Task directions
Quote every entry word for word.

---

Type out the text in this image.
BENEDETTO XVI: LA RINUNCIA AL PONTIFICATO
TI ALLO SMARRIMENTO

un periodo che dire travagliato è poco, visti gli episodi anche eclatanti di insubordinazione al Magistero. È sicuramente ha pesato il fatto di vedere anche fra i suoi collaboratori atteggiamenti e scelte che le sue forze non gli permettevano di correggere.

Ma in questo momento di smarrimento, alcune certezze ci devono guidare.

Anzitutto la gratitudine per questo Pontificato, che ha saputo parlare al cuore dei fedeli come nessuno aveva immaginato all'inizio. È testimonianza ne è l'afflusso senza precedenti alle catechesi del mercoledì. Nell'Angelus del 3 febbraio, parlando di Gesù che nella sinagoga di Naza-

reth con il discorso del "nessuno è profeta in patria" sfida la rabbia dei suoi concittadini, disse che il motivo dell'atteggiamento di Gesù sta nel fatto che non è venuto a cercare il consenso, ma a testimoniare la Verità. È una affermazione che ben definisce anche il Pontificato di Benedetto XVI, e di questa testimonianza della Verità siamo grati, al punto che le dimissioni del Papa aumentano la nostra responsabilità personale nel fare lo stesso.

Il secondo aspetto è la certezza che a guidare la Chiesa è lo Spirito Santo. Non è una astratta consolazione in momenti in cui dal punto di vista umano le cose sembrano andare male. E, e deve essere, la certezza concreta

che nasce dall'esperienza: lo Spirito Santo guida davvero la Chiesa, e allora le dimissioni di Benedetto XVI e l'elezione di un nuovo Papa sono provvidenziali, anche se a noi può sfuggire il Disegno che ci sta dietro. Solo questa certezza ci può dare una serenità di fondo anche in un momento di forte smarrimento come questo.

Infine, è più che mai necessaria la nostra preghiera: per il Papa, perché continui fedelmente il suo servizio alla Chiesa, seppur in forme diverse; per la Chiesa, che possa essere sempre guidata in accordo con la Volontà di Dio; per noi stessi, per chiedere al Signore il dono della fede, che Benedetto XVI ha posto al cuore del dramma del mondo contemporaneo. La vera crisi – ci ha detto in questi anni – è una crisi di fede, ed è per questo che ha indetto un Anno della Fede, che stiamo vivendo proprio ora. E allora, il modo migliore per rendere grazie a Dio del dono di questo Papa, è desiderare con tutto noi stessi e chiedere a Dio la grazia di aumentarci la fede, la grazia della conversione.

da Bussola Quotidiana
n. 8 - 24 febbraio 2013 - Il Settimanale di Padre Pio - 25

---

Solution for this problem
Type out the text in this image.
BENEDETTO XVI: LA RINUNCIA AL PONTIFICATO
TI ALLO SMARRIMENTO

un periodo che dire travagliato è poco, visti gli episodi anche eclatanti di insubordinazione al Magistero. È sicuramente ha pesato il fatto di vedere anche fra i suoi collaboratori atteggiamenti e scelte che le sue forze non gli permettevano di correggere.

Ma in questo momento di smarrimento, alcune certezze ci devono guidare.

Anzitutto la gratitudine per questo Pontificato, che ha saputo parlare al cuore dei fedeli come nessuno aveva immaginato all'inizio. È testimonianza ne è l'afflusso senza precedenti alle catechesi del mercoledì. Nell'Angelus del 3 febbraio, parlando di Gesù che nella sinagoga di Naza-

reth con il discorso del "nessuno è profeta in patria" sfida la rabbia dei suoi concittadini, disse che il motivo dell'atteggiamento di Gesù sta nel fatto che non è venuto a cercare il consenso, ma a testimoniare la Verità. È una affermazione che ben definisce anche il Pontificato di Benedetto XVI, e di questa testimonianza della Verità siamo grati, al punto che le dimissioni del Papa aumentano la nostra responsabilità personale nel fare lo stesso.

Il secondo aspetto è la certezza che a guidare la Chiesa è lo Spirito Santo. Non è una astratta consolazione in momenti in cui dal punto di vista umano le cose sembrano andare male. E, e deve essere, la certezza concreta

che nasce dall'esperienza: lo Spirito Santo guida davvero la Chiesa, e allora le dimissioni di Benedetto XVI e l'elezione di un nuovo Papa sono provvidenziali, anche se a noi può sfuggire il Disegno che ci sta dietro. Solo questa certezza ci può dare una serenità di fondo anche in un momento di forte smarrimento come questo.

Infine, è più che mai necessaria la nostra preghiera: per il Papa, perché continui fedelmente il suo servizio alla Chiesa, seppur in forme diverse; per la Chiesa, che possa essere sempre guidata in accordo con la Volontà di Dio; per noi stessi, per chiedere al Signore il dono della fede, che Benedetto XVI ha posto al cuore del dramma del mondo contemporaneo. La vera crisi – ci ha detto in questi anni – è una crisi di fede, ed è per questo che ha indetto un Anno della Fede, che stiamo vivendo proprio ora. E allora, il modo migliore per rendere grazie a Dio del dono di questo Papa, è desiderare con tutto noi stessi e chiedere a Dio la grazia di aumentarci la fede, la grazia della conversione.

da Bussola Quotidiana
n. 8 - 24 febbraio 2013 - Il Settimanale di Padre Pio - 25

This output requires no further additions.